**Written exercise**
All the data should be repeated exactly. Any image in it is left out.

BEGIN Task data

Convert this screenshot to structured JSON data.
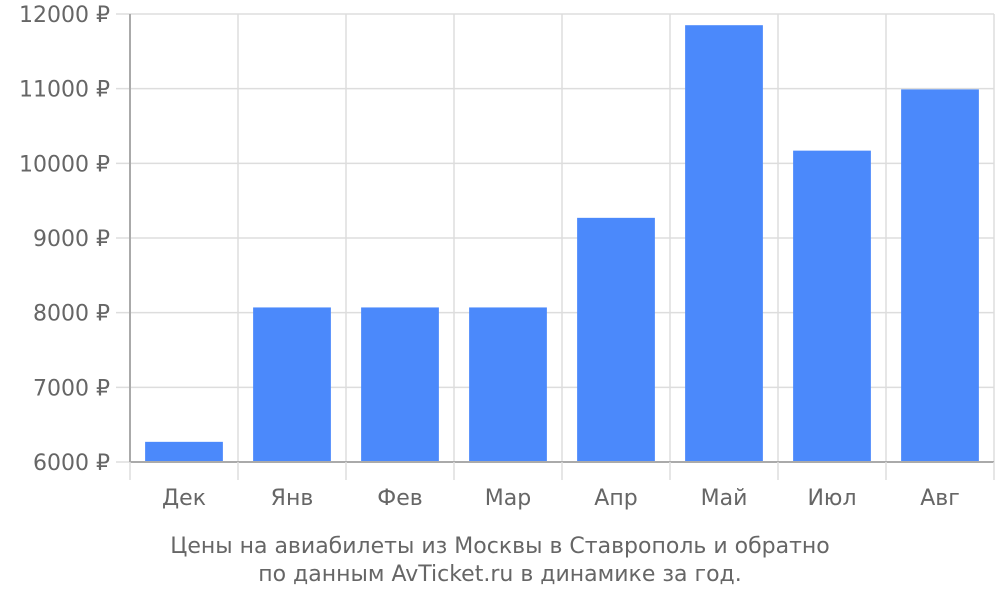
{
  "chart_data": {
    "type": "bar",
    "categories": [
      "Дек",
      "Янв",
      "Фев",
      "Мар",
      "Апр",
      "Май",
      "Июл",
      "Авг"
    ],
    "values": [
      6270,
      8070,
      8070,
      8070,
      9270,
      11850,
      10170,
      10990
    ],
    "ylim": [
      6000,
      12000
    ],
    "yticks": [
      6000,
      7000,
      8000,
      9000,
      10000,
      11000,
      12000
    ],
    "ytick_labels": [
      "6000 ₽",
      "7000 ₽",
      "8000 ₽",
      "9000 ₽",
      "10000 ₽",
      "11000 ₽",
      "12000 ₽"
    ],
    "caption": [
      "Цены на авиабилеты из Москвы в Ставрополь и обратно",
      "по данным AvTicket.ru в динамике за год."
    ],
    "grid": true,
    "legend": "none"
  },
  "colors": {
    "bar": "#4b89fb",
    "grid": "#dddddd",
    "axis": "#aaaaaa",
    "text": "#666666"
  }
}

END Task data

**Exercise result**
Convert this screenshot to structured JSON data.
{
  "chart_data": {
    "type": "bar",
    "categories": [
      "Дек",
      "Янв",
      "Фев",
      "Мар",
      "Апр",
      "Май",
      "Июл",
      "Авг"
    ],
    "values": [
      6270,
      8070,
      8070,
      8070,
      9270,
      11850,
      10170,
      10990
    ],
    "ylim": [
      6000,
      12000
    ],
    "yticks": [
      6000,
      7000,
      8000,
      9000,
      10000,
      11000,
      12000
    ],
    "ytick_labels": [
      "6000 ₽",
      "7000 ₽",
      "8000 ₽",
      "9000 ₽",
      "10000 ₽",
      "11000 ₽",
      "12000 ₽"
    ],
    "caption": [
      "Цены на авиабилеты из Москвы в Ставрополь и обратно",
      "по данным AvTicket.ru в динамике за год."
    ],
    "grid": true,
    "legend": "none"
  },
  "colors": {
    "bar": "#4b89fb",
    "grid": "#dddddd",
    "axis": "#aaaaaa",
    "text": "#666666"
  }
}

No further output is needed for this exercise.